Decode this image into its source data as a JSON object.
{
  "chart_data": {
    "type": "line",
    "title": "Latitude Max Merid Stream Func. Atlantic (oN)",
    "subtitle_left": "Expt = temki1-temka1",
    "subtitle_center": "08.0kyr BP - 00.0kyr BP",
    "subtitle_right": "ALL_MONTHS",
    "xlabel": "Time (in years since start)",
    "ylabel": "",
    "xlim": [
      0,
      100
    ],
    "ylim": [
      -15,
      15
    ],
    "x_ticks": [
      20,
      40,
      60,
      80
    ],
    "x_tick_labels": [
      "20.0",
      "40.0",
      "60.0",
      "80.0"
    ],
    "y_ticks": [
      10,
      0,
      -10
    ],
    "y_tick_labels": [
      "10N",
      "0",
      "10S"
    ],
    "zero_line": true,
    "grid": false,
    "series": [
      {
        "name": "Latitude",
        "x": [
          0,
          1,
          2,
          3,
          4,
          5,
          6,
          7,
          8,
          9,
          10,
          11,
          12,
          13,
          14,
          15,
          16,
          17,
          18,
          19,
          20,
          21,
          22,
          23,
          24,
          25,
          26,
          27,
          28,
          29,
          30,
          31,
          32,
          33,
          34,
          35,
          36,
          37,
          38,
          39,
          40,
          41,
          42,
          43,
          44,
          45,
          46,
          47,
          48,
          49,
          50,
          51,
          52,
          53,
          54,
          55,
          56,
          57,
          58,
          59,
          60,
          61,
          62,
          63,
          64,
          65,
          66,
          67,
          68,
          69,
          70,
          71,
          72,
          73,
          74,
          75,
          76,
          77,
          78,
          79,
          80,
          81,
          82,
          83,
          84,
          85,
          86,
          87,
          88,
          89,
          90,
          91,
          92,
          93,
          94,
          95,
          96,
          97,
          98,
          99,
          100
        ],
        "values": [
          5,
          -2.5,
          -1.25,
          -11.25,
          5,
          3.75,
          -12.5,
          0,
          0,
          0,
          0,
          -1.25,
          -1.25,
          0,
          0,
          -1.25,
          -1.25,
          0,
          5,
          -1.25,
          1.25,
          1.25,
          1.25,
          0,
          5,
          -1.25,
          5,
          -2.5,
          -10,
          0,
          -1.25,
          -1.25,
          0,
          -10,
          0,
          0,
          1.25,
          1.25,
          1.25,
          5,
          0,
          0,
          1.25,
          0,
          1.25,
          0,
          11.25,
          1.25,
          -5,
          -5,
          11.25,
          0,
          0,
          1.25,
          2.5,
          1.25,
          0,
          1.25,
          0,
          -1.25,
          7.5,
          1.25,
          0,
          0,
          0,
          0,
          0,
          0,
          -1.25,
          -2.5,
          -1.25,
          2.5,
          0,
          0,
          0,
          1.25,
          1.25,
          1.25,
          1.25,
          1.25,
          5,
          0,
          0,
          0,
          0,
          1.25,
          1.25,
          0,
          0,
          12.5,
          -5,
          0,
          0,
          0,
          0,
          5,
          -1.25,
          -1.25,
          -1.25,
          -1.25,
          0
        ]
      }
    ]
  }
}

•••••

Each record should come back exactly as written.

--- Task answer ---
Decode this image into its source data as a JSON object.
{
  "chart_data": {
    "type": "line",
    "title": "Latitude Max Merid Stream Func. Atlantic (oN)",
    "subtitle_left": "Expt = temki1-temka1",
    "subtitle_center": "08.0kyr BP - 00.0kyr BP",
    "subtitle_right": "ALL_MONTHS",
    "xlabel": "Time (in years since start)",
    "ylabel": "",
    "xlim": [
      0,
      100
    ],
    "ylim": [
      -15,
      15
    ],
    "x_ticks": [
      20,
      40,
      60,
      80
    ],
    "x_tick_labels": [
      "20.0",
      "40.0",
      "60.0",
      "80.0"
    ],
    "y_ticks": [
      10,
      0,
      -10
    ],
    "y_tick_labels": [
      "10N",
      "0",
      "10S"
    ],
    "zero_line": true,
    "grid": false,
    "series": [
      {
        "name": "Latitude",
        "x": [
          0,
          1,
          2,
          3,
          4,
          5,
          6,
          7,
          8,
          9,
          10,
          11,
          12,
          13,
          14,
          15,
          16,
          17,
          18,
          19,
          20,
          21,
          22,
          23,
          24,
          25,
          26,
          27,
          28,
          29,
          30,
          31,
          32,
          33,
          34,
          35,
          36,
          37,
          38,
          39,
          40,
          41,
          42,
          43,
          44,
          45,
          46,
          47,
          48,
          49,
          50,
          51,
          52,
          53,
          54,
          55,
          56,
          57,
          58,
          59,
          60,
          61,
          62,
          63,
          64,
          65,
          66,
          67,
          68,
          69,
          70,
          71,
          72,
          73,
          74,
          75,
          76,
          77,
          78,
          79,
          80,
          81,
          82,
          83,
          84,
          85,
          86,
          87,
          88,
          89,
          90,
          91,
          92,
          93,
          94,
          95,
          96,
          97,
          98,
          99,
          100
        ],
        "values": [
          5,
          -2.5,
          -1.25,
          -11.25,
          5,
          3.75,
          -12.5,
          0,
          0,
          0,
          0,
          -1.25,
          -1.25,
          0,
          0,
          -1.25,
          -1.25,
          0,
          5,
          -1.25,
          1.25,
          1.25,
          1.25,
          0,
          5,
          -1.25,
          5,
          -2.5,
          -10,
          0,
          -1.25,
          -1.25,
          0,
          -10,
          0,
          0,
          1.25,
          1.25,
          1.25,
          5,
          0,
          0,
          1.25,
          0,
          1.25,
          0,
          11.25,
          1.25,
          -5,
          -5,
          11.25,
          0,
          0,
          1.25,
          2.5,
          1.25,
          0,
          1.25,
          0,
          -1.25,
          7.5,
          1.25,
          0,
          0,
          0,
          0,
          0,
          0,
          -1.25,
          -2.5,
          -1.25,
          2.5,
          0,
          0,
          0,
          1.25,
          1.25,
          1.25,
          1.25,
          1.25,
          5,
          0,
          0,
          0,
          0,
          1.25,
          1.25,
          0,
          0,
          12.5,
          -5,
          0,
          0,
          0,
          0,
          5,
          -1.25,
          -1.25,
          -1.25,
          -1.25,
          0
        ]
      }
    ]
  }
}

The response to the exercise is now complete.